## [Dataset rows]
-*-

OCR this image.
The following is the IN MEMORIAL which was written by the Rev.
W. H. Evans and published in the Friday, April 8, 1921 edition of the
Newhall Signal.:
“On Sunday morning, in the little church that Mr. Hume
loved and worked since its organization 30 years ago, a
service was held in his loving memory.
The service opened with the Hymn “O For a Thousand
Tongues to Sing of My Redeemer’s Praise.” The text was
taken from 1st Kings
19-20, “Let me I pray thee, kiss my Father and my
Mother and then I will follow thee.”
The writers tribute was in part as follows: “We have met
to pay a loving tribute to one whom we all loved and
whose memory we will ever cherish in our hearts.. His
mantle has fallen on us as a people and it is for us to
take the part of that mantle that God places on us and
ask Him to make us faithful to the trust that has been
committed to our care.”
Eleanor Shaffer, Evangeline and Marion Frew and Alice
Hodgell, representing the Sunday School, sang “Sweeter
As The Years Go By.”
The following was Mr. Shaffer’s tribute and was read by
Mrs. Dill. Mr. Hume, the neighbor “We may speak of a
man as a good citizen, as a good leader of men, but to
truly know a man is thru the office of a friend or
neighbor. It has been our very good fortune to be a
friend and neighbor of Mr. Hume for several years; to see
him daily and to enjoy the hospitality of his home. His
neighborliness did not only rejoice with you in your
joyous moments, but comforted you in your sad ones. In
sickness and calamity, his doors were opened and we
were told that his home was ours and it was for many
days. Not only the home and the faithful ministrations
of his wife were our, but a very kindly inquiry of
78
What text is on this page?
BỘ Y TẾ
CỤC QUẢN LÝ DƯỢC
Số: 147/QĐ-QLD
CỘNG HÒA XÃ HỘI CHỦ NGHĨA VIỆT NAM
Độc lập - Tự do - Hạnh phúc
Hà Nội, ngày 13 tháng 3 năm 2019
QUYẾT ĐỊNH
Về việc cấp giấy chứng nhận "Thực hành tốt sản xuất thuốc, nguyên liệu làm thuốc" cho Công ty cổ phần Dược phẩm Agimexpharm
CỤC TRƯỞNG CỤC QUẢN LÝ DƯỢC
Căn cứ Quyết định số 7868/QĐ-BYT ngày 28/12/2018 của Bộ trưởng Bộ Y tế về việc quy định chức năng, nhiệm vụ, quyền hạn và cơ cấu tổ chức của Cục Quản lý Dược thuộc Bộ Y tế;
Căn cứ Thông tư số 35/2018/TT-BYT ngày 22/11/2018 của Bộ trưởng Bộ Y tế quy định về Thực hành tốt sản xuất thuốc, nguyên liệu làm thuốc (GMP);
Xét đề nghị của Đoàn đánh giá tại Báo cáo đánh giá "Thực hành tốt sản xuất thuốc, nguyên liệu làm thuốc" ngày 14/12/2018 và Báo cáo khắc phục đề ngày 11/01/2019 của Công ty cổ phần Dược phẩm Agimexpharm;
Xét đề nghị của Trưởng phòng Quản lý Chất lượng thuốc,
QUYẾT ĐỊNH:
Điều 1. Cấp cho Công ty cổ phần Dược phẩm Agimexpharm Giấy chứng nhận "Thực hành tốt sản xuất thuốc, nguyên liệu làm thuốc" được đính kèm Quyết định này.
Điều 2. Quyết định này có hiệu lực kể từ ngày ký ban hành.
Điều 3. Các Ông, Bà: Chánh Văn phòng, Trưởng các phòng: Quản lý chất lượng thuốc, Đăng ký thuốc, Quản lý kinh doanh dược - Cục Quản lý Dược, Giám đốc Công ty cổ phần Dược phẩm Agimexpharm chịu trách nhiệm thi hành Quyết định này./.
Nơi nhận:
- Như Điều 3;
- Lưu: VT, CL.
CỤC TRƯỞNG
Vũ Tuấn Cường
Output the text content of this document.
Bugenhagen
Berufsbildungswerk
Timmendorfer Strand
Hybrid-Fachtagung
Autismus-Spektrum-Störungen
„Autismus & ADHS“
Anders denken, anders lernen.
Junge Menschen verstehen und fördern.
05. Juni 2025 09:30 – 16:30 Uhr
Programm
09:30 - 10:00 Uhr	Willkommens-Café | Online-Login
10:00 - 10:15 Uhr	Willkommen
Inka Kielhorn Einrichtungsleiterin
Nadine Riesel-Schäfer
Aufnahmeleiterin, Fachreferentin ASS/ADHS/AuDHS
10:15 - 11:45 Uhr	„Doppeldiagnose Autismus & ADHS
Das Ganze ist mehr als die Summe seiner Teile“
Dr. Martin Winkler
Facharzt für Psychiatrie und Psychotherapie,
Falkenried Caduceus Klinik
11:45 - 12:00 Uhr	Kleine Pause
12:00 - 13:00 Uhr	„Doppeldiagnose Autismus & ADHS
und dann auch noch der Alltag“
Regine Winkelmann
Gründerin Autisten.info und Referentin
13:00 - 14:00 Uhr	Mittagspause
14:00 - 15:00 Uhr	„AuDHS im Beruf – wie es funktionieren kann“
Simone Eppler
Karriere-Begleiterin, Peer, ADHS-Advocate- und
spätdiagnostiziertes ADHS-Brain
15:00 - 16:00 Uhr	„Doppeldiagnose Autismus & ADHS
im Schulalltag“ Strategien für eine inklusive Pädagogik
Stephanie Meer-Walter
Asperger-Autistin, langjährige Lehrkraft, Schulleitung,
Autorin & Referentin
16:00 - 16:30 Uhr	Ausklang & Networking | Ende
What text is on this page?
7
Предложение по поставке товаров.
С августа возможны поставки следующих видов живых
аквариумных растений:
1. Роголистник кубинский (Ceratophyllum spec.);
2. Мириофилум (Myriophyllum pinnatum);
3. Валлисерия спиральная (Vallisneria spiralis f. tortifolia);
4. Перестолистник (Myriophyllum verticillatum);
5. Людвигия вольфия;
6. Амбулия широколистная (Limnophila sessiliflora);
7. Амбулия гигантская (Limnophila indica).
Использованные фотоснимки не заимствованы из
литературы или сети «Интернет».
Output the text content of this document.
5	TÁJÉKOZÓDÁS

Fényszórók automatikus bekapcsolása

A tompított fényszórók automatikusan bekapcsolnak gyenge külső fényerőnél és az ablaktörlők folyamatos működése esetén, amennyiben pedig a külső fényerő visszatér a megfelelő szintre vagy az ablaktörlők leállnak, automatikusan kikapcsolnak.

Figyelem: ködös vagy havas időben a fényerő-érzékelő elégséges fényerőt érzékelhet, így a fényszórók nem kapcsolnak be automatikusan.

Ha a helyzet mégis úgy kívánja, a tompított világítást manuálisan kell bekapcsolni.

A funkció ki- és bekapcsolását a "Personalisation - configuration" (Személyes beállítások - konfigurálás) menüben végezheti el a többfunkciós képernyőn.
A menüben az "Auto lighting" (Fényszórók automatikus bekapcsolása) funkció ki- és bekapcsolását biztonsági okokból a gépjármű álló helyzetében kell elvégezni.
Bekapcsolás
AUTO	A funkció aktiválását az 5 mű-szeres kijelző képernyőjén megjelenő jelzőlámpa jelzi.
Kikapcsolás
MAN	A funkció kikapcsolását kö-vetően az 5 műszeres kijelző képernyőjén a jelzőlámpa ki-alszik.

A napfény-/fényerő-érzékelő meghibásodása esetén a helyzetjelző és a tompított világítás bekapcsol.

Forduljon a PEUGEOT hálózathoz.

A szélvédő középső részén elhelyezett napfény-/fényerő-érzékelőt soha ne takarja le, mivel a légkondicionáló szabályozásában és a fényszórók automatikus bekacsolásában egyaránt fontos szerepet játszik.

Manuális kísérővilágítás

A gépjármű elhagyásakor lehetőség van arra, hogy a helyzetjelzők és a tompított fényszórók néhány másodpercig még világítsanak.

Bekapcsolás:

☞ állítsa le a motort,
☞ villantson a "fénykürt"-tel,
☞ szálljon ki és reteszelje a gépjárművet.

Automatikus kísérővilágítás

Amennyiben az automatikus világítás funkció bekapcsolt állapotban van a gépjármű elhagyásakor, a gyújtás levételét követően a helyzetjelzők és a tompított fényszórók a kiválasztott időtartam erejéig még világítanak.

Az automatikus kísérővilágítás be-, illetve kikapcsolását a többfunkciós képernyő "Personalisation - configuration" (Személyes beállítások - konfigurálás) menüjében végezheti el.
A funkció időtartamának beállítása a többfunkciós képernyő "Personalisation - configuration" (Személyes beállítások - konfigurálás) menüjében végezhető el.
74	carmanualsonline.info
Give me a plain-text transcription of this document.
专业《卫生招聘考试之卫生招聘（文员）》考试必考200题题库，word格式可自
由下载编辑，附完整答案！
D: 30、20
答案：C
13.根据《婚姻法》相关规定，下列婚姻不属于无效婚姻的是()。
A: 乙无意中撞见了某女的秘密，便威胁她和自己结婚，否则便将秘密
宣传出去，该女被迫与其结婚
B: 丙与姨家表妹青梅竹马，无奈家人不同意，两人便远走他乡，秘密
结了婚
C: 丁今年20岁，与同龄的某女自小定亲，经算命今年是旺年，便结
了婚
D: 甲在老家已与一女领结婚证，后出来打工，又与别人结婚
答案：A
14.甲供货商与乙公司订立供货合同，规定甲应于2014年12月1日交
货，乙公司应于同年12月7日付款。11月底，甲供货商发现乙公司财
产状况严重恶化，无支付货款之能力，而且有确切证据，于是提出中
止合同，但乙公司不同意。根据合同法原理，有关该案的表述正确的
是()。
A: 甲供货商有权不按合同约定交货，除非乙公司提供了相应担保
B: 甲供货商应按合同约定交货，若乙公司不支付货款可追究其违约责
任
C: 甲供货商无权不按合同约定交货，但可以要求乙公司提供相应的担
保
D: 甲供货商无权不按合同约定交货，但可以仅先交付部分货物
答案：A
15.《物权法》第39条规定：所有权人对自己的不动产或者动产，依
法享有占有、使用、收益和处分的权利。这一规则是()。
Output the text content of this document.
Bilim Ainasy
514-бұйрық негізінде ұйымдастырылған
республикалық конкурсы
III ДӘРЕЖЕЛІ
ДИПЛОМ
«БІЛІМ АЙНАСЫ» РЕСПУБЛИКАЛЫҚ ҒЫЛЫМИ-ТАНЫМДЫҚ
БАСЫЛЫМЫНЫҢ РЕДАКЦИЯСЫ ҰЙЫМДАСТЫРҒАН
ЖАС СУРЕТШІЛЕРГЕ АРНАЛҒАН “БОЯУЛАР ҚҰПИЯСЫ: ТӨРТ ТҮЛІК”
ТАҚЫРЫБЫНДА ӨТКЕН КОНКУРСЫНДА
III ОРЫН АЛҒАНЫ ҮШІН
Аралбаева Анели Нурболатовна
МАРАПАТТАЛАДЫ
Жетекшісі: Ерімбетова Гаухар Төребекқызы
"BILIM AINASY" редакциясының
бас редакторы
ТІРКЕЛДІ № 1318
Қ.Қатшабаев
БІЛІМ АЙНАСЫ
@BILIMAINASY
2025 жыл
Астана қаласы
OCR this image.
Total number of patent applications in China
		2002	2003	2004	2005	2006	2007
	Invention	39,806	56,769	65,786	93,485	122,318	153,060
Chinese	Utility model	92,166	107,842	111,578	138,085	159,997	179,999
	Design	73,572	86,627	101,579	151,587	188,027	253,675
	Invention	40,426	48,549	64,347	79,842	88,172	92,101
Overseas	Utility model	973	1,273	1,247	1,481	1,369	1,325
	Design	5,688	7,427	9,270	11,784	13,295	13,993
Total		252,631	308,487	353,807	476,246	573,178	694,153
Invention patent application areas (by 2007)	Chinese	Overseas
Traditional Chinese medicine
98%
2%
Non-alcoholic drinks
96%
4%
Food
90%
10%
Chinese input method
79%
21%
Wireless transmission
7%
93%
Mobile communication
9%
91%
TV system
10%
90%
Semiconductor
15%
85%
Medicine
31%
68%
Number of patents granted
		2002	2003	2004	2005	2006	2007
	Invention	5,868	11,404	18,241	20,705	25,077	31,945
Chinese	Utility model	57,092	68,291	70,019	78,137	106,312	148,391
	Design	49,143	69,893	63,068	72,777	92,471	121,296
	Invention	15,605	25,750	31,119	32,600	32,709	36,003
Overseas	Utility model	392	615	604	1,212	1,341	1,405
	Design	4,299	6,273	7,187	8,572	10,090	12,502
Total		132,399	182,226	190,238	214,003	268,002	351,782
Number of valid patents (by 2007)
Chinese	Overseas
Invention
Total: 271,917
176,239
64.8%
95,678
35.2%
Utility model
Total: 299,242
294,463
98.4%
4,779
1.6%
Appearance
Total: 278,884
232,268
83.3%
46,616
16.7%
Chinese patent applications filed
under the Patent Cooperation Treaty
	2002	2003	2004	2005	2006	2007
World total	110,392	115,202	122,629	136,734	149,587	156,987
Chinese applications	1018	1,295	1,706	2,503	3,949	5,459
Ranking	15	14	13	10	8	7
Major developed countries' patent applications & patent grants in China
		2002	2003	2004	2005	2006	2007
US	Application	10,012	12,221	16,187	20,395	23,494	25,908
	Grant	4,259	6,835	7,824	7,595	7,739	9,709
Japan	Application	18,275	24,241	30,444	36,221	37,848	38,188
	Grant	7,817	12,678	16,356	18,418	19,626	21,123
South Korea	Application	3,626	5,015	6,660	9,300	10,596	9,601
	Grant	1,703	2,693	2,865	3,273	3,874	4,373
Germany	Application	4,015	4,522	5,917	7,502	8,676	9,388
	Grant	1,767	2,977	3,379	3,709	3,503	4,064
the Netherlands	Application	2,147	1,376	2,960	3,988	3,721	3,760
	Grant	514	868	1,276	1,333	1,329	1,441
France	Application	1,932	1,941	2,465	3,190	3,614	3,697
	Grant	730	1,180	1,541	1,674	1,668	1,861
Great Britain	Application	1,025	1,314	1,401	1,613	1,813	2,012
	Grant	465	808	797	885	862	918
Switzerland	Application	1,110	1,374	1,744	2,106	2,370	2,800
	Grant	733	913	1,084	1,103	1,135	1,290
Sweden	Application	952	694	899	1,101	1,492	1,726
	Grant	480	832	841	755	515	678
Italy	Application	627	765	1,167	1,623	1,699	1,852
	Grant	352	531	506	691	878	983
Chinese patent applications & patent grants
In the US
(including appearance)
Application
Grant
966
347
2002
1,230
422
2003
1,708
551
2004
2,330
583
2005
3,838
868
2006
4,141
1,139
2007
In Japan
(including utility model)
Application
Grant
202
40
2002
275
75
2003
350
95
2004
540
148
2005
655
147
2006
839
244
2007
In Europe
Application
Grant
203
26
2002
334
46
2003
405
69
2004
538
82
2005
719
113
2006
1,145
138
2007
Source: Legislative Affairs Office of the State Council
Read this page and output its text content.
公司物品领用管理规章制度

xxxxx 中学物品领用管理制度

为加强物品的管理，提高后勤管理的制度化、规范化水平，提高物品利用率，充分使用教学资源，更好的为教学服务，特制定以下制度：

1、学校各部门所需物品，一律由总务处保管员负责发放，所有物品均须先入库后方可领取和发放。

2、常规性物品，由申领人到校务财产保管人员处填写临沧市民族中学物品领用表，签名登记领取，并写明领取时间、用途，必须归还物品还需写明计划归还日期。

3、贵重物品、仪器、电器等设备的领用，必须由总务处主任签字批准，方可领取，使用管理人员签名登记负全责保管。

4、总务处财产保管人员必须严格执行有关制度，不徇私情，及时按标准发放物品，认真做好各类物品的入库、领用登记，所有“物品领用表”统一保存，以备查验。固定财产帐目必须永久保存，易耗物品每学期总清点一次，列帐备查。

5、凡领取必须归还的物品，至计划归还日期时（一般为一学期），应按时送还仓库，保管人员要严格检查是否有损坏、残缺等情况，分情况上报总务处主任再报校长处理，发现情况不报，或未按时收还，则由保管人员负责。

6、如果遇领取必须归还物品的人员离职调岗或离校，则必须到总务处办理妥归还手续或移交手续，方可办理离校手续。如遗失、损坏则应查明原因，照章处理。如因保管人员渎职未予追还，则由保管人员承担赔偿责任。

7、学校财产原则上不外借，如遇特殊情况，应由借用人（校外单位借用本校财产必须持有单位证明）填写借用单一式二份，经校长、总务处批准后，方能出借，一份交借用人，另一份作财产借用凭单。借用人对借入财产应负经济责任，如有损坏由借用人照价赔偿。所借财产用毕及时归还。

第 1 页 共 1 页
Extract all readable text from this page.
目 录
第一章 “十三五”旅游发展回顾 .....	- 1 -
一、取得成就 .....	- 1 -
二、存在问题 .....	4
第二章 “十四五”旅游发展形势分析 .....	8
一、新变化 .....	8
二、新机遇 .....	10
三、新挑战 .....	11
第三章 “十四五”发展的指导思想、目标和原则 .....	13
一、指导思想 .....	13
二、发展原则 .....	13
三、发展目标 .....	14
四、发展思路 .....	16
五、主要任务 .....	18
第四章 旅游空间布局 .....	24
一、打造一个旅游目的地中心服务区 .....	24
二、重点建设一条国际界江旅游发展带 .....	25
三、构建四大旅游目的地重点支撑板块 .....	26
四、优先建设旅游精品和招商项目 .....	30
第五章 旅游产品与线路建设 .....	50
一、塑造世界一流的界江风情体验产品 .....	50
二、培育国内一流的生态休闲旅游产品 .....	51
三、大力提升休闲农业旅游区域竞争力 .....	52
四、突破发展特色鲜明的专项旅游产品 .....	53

-*-

## [PROBLEM DETAILS]
Check each line above for the string "Invention", then copy the ones that have it.

## [RESULT FOR THIS EXERCISE]
	Invention	39,806	56,769	65,786	93,485	122,318	153,060
	Invention	40,426	48,549	64,347	79,842	88,172	92,101
Invention patent application areas (by 2007)	Chinese	Overseas
	Invention	5,868	11,404	18,241	20,705	25,077	31,945
	Invention	15,605	25,750	31,119	32,600	32,709	36,003
Invention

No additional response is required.